| PROBLEM TO SOLVE |
Return all lines that include the string "nyupptäckta".

| RECORDS PROVIDED |
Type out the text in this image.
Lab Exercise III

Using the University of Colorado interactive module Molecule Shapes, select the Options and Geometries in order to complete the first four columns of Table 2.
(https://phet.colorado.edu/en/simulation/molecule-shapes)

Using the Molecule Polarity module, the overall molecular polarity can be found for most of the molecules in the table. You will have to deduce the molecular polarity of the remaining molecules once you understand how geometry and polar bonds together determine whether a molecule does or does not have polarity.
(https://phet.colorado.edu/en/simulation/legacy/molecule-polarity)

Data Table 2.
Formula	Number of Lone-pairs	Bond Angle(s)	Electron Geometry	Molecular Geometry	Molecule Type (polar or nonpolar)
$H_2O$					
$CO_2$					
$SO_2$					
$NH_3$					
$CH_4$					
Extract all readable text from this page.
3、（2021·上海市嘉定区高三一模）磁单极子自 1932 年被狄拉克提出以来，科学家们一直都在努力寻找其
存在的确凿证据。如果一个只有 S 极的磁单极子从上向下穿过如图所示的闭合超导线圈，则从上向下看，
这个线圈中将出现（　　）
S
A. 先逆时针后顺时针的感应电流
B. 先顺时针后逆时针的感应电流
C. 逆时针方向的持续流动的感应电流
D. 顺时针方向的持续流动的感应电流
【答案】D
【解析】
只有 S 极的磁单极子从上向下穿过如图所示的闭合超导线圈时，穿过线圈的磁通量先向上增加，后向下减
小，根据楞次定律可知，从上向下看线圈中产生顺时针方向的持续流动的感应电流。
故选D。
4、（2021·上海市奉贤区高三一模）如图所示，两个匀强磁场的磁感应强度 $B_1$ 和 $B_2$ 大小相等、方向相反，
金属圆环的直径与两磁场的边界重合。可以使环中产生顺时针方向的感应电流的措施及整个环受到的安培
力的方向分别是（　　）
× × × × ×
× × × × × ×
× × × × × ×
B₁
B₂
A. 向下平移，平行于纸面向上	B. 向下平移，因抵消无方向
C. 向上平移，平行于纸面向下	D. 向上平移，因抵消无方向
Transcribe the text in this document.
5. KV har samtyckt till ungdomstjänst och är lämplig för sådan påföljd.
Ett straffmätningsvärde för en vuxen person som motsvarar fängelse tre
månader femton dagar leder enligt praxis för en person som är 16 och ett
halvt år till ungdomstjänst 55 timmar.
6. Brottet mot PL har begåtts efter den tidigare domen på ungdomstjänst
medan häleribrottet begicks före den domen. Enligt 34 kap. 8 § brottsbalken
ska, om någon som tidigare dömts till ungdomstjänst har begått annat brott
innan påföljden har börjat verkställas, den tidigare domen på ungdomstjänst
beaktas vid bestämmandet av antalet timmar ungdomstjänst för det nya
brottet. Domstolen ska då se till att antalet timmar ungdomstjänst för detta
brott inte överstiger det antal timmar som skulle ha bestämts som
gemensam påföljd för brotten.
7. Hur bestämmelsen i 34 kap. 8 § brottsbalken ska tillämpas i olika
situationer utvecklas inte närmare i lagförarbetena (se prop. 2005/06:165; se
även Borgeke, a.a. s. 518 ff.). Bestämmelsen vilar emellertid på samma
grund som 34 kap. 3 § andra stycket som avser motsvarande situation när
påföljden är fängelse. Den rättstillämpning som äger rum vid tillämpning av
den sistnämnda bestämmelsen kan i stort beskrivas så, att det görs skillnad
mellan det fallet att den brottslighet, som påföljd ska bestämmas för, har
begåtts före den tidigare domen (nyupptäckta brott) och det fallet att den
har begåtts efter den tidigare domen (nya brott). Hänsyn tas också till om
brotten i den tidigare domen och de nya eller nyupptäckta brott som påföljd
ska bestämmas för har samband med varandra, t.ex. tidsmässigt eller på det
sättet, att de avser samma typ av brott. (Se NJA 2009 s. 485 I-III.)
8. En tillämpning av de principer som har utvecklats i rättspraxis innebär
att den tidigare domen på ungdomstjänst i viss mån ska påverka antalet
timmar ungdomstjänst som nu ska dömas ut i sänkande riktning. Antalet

| TASK RESULT |
begåtts före den tidigare domen (nyupptäckta brott) och det fallet att den
brotten i den tidigare domen och de nya eller nyupptäckta brott som påföljd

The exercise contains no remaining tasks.